→ **INSTRUCTIONS TO FOLLOW**
Type out the data exactly as given. Skip any image.

→ **Collection entries**

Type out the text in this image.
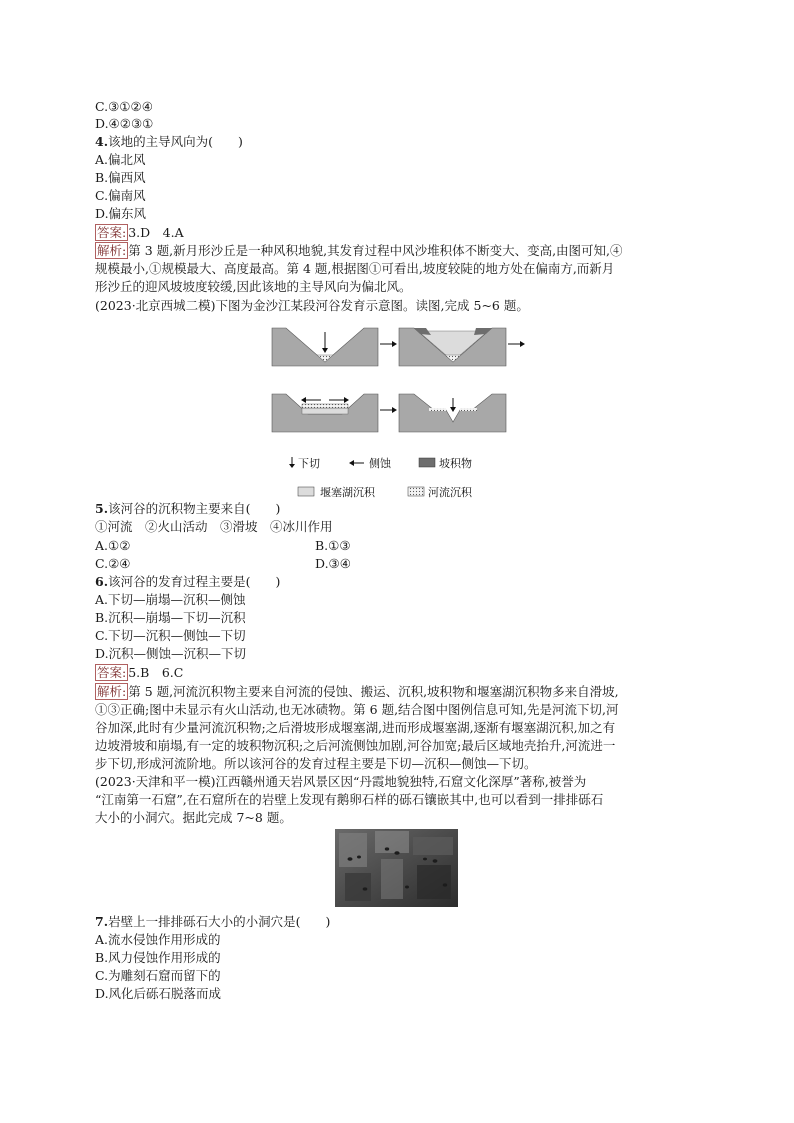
C.③①②④
D.④②③①
4.该地的主导风向为(　　)
A.偏北风
B.偏西风
C.偏南风
D.偏东风
答案: 3.D　4.A
解析: 第 3 题,新月形沙丘是一种风积地貌,其发育过程中风沙堆积体不断变大、变高,由图可知,④
规模最小,①规模最大、高度最高。第 4 题,根据图①可看出,坡度较陡的地方处在偏南方,而新月
形沙丘的迎风坡坡度较缓,因此该地的主导风向为偏北风。
(2023·北京西城二模)下图为金沙江某段河谷发育示意图。读图,完成 5~6 题。
下切	侧蚀	坡积物
堰塞湖沉积	河流沉积
5.该河谷的沉积物主要来自(　　)
①河流　②火山活动　③滑坡　④冰川作用
A.①②	B.①③
C.②④	D.③④
6.该河谷的发育过程主要是(　　)
A.下切—崩塌—沉积—侧蚀
B.沉积—崩塌—下切—沉积
C.下切—沉积—侧蚀—下切
D.沉积—侧蚀—沉积—下切
答案: 5.B　6.C
解析: 第 5 题,河流沉积物主要来自河流的侵蚀、搬运、沉积,坡积物和堰塞湖沉积物多来自滑坡,
①③正确;图中未显示有火山活动,也无冰碛物。第 6 题,结合图中图例信息可知,先是河流下切,河
谷加深,此时有少量河流沉积物;之后滑坡形成堰塞湖,进而形成堰塞湖,逐渐有堰塞湖沉积,加之有
边坡滑坡和崩塌,有一定的坡积物沉积;之后河流侧蚀加剧,河谷加宽;最后区域地壳抬升,河流进一
步下切,形成河流阶地。所以该河谷的发育过程主要是下切—沉积—侧蚀—下切。
(2023·天津和平一模)江西赣州通天岩风景区因“丹霞地貌独特,石窟文化深厚”著称,被誉为
“江南第一石窟”,在石窟所在的岩壁上发现有鹅卵石样的砾石镶嵌其中,也可以看到一排排砾石
大小的小洞穴。据此完成 7~8 题。
7.岩壁上一排排砾石大小的小洞穴是(　　)
A.流水侵蚀作用形成的
B.风力侵蚀作用形成的
C.为雕刻石窟而留下的
D.风化后砾石脱落而成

→ **CORRECT ANSWER**
Type out the text in this image.
C.③①②④
D.④②③①
4.该地的主导风向为(　　)
A.偏北风
B.偏西风
C.偏南风
D.偏东风
答案: 3.D　4.A
解析: 第 3 题,新月形沙丘是一种风积地貌,其发育过程中风沙堆积体不断变大、变高,由图可知,④
规模最小,①规模最大、高度最高。第 4 题,根据图①可看出,坡度较陡的地方处在偏南方,而新月
形沙丘的迎风坡坡度较缓,因此该地的主导风向为偏北风。
(2023·北京西城二模)下图为金沙江某段河谷发育示意图。读图,完成 5~6 题。
下切	侧蚀	坡积物
堰塞湖沉积	河流沉积
5.该河谷的沉积物主要来自(　　)
①河流　②火山活动　③滑坡　④冰川作用
A.①②	B.①③
C.②④	D.③④
6.该河谷的发育过程主要是(　　)
A.下切—崩塌—沉积—侧蚀
B.沉积—崩塌—下切—沉积
C.下切—沉积—侧蚀—下切
D.沉积—侧蚀—沉积—下切
答案: 5.B　6.C
解析: 第 5 题,河流沉积物主要来自河流的侵蚀、搬运、沉积,坡积物和堰塞湖沉积物多来自滑坡,
①③正确;图中未显示有火山活动,也无冰碛物。第 6 题,结合图中图例信息可知,先是河流下切,河
谷加深,此时有少量河流沉积物;之后滑坡形成堰塞湖,进而形成堰塞湖,逐渐有堰塞湖沉积,加之有
边坡滑坡和崩塌,有一定的坡积物沉积;之后河流侧蚀加剧,河谷加宽;最后区域地壳抬升,河流进一
步下切,形成河流阶地。所以该河谷的发育过程主要是下切—沉积—侧蚀—下切。
(2023·天津和平一模)江西赣州通天岩风景区因“丹霞地貌独特,石窟文化深厚”著称,被誉为
“江南第一石窟”,在石窟所在的岩壁上发现有鹅卵石样的砾石镶嵌其中,也可以看到一排排砾石
大小的小洞穴。据此完成 7~8 题。
7.岩壁上一排排砾石大小的小洞穴是(　　)
A.流水侵蚀作用形成的
B.风力侵蚀作用形成的
C.为雕刻石窟而留下的
D.风化后砾石脱落而成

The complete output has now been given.